Dataset rows:
- - - - -

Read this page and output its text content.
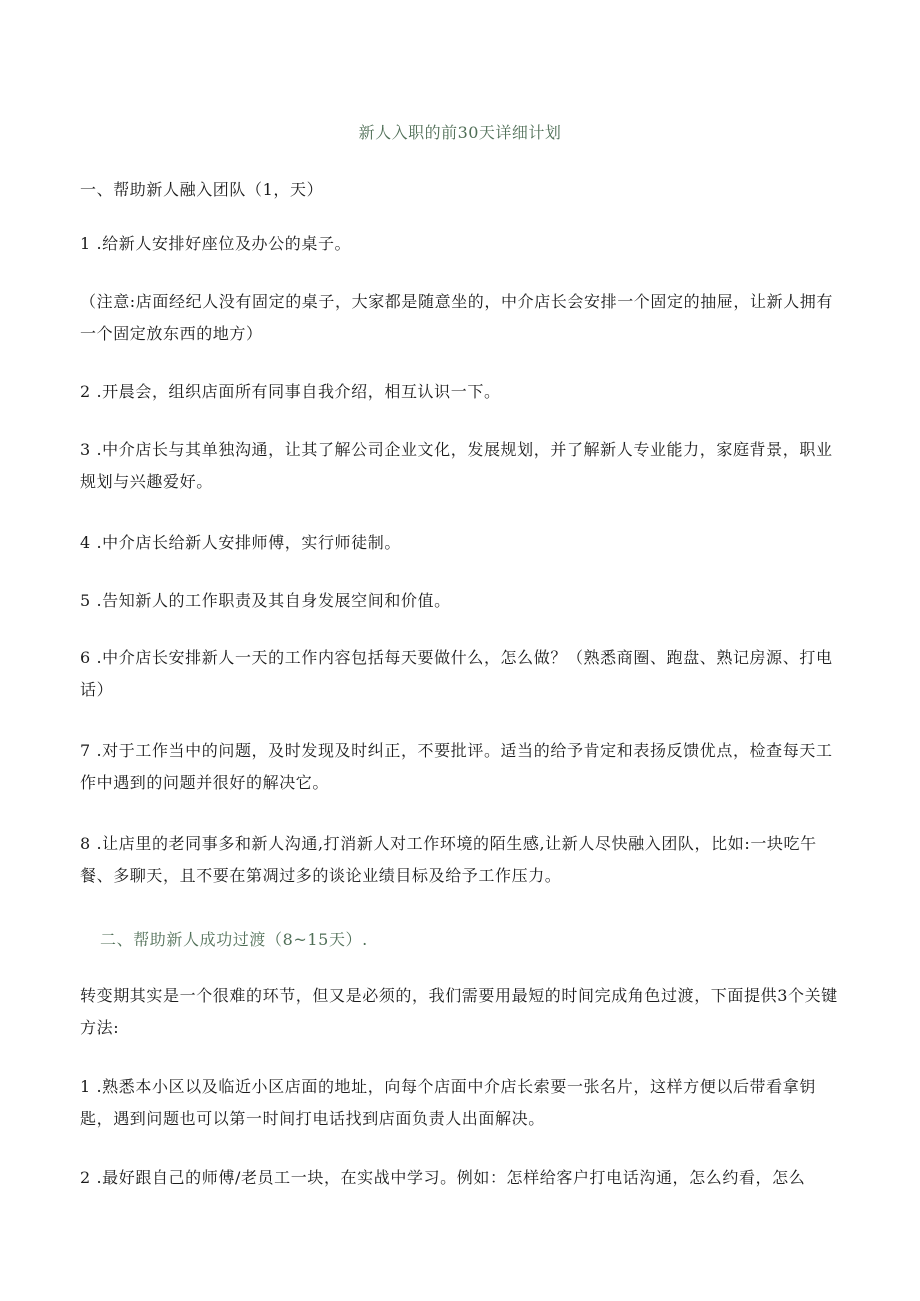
新人入职的前30天详细计划

一、帮助新人融入团队（1，天）

1 .给新人安排好座位及办公的桌子。

（注意:店面经纪人没有固定的桌子，大家都是随意坐的，中介店长会安排一个固定的抽屉，让新人拥有一个固定放东西的地方）

2 .开晨会，组织店面所有同事自我介绍，相互认识一下。

3 .中介店长与其单独沟通，让其了解公司企业文化，发展规划，并了解新人专业能力，家庭背景，职业规划与兴趣爱好。

4 .中介店长给新人安排师傅，实行师徒制。

5 .告知新人的工作职责及其自身发展空间和价值。

6 .中介店长安排新人一天的工作内容包括每天要做什么，怎么做？（熟悉商圈、跑盘、熟记房源、打电话）

7 .对于工作当中的问题，及时发现及时纠正，不要批评。适当的给予肯定和表扬反馈优点，检查每天工作中遇到的问题并很好的解决它。

8 .让店里的老同事多和新人沟通,打消新人对工作环境的陌生感,让新人尽快融入团队，比如:一块吃午餐、多聊天，且不要在第凋过多的谈论业绩目标及给予工作压力。

二、帮助新人成功过渡（8~15天）.

转变期其实是一个很难的环节，但又是必须的，我们需要用最短的时间完成角色过渡，下面提供3个关键方法:

1 .熟悉本小区以及临近小区店面的地址，向每个店面中介店长索要一张名片，这样方便以后带看拿钥匙，遇到问题也可以第一时间打电话找到店面负责人出面解决。

2 .最好跟自己的师傅/老员工一块，在实战中学习。例如：怎样给客户打电话沟通，怎么约看，怎么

- - - - -

__Directions__. Retype the whole listing exactly and leave the pictures out.

__Written solution__.
Read this page and output its text content.
新人入职的前30天详细计划

一、帮助新人融入团队（1，天）

1 .给新人安排好座位及办公的桌子。

（注意:店面经纪人没有固定的桌子，大家都是随意坐的，中介店长会安排一个固定的抽屉，让新人拥有一个固定放东西的地方）

2 .开晨会，组织店面所有同事自我介绍，相互认识一下。

3 .中介店长与其单独沟通，让其了解公司企业文化，发展规划，并了解新人专业能力，家庭背景，职业规划与兴趣爱好。

4 .中介店长给新人安排师傅，实行师徒制。

5 .告知新人的工作职责及其自身发展空间和价值。

6 .中介店长安排新人一天的工作内容包括每天要做什么，怎么做？（熟悉商圈、跑盘、熟记房源、打电话）

7 .对于工作当中的问题，及时发现及时纠正，不要批评。适当的给予肯定和表扬反馈优点，检查每天工作中遇到的问题并很好的解决它。

8 .让店里的老同事多和新人沟通,打消新人对工作环境的陌生感,让新人尽快融入团队，比如:一块吃午餐、多聊天，且不要在第凋过多的谈论业绩目标及给予工作压力。

二、帮助新人成功过渡（8~15天）.

转变期其实是一个很难的环节，但又是必须的，我们需要用最短的时间完成角色过渡，下面提供3个关键方法:

1 .熟悉本小区以及临近小区店面的地址，向每个店面中介店长索要一张名片，这样方便以后带看拿钥匙，遇到问题也可以第一时间打电话找到店面负责人出面解决。

2 .最好跟自己的师傅/老员工一块，在实战中学习。例如：怎样给客户打电话沟通，怎么约看，怎么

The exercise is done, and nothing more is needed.